BEGIN

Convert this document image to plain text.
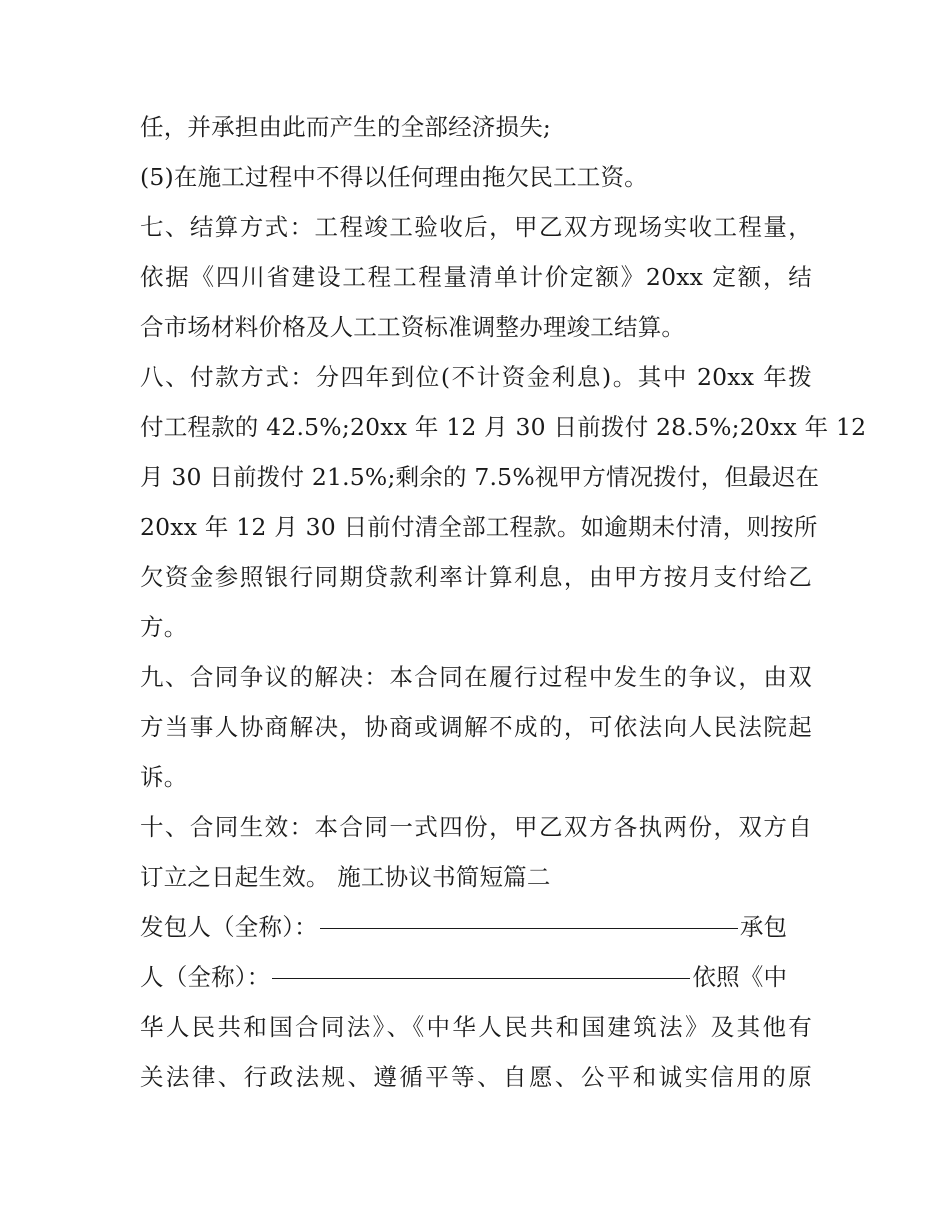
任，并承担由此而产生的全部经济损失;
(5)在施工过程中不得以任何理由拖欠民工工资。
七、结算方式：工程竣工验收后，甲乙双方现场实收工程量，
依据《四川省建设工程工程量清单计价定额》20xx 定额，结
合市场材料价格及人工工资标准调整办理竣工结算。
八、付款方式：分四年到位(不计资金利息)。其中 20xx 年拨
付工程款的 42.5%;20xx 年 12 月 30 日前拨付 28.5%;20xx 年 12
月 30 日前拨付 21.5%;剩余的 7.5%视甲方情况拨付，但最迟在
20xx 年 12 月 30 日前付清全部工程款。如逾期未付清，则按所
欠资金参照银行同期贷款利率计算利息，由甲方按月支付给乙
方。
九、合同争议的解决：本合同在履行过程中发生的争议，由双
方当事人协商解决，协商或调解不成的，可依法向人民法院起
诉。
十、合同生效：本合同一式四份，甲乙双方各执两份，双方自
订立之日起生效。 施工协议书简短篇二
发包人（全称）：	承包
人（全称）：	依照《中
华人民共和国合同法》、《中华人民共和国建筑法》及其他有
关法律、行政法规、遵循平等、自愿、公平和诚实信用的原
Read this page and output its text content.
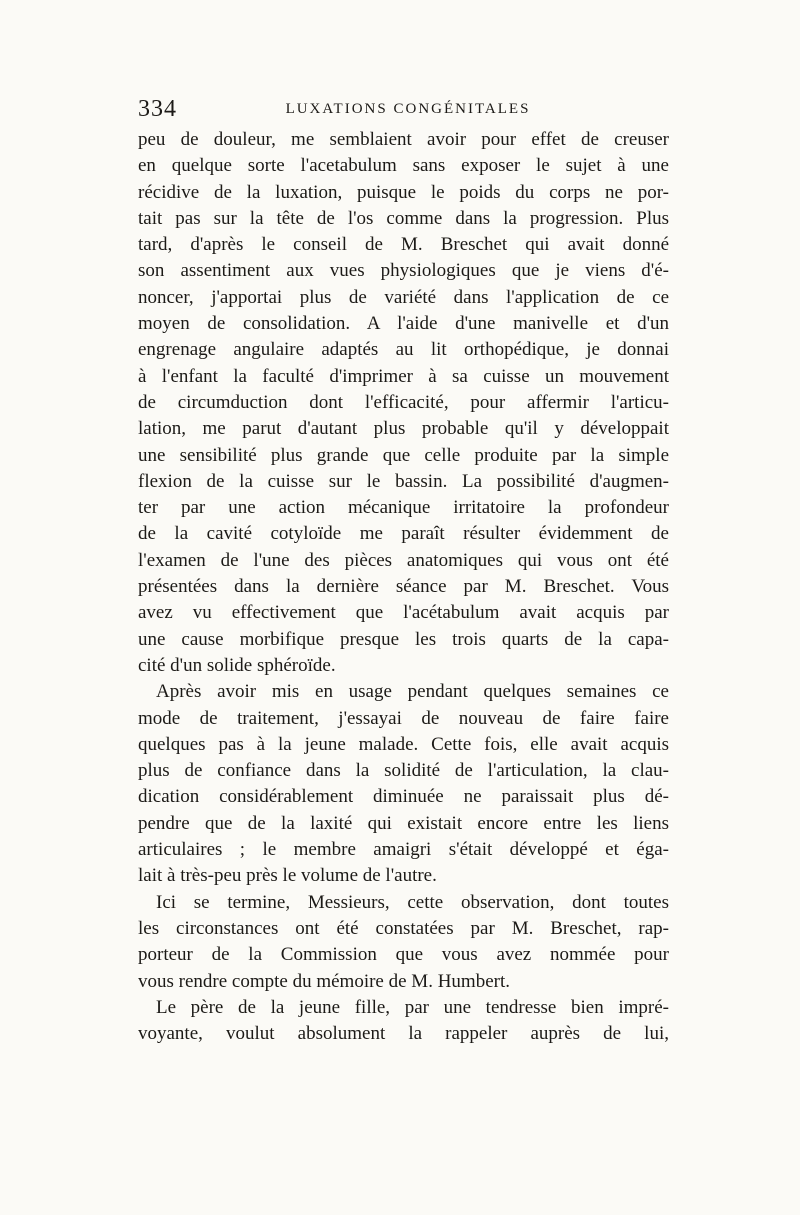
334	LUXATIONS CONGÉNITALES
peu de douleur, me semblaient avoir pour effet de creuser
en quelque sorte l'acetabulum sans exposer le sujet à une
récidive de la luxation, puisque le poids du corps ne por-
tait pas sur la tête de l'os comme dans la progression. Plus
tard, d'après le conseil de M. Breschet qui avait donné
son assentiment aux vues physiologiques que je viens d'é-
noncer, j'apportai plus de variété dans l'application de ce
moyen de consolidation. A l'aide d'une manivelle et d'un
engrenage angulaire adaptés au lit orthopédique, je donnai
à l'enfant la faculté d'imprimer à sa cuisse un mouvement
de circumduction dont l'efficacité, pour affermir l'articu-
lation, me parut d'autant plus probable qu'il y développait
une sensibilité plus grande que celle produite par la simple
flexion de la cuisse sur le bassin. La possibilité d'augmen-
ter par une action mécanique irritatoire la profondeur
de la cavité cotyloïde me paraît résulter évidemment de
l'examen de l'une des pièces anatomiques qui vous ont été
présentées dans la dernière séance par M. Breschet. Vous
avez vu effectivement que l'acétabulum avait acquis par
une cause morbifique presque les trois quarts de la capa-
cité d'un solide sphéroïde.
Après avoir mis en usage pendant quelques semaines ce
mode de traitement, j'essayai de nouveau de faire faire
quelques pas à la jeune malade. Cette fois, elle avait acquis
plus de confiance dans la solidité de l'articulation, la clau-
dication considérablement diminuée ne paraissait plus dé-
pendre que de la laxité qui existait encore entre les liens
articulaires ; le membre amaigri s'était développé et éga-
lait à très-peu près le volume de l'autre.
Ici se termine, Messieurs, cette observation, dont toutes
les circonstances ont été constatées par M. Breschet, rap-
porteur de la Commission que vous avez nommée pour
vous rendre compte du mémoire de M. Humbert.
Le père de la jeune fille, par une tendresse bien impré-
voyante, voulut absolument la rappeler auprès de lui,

END

PROBLEM REQUIREMENTS: Copy, from the material above, each line in which the string "this" occurs.

TASK SOLUTION:
Convert this document image to plain text.
Read this page and output its text content.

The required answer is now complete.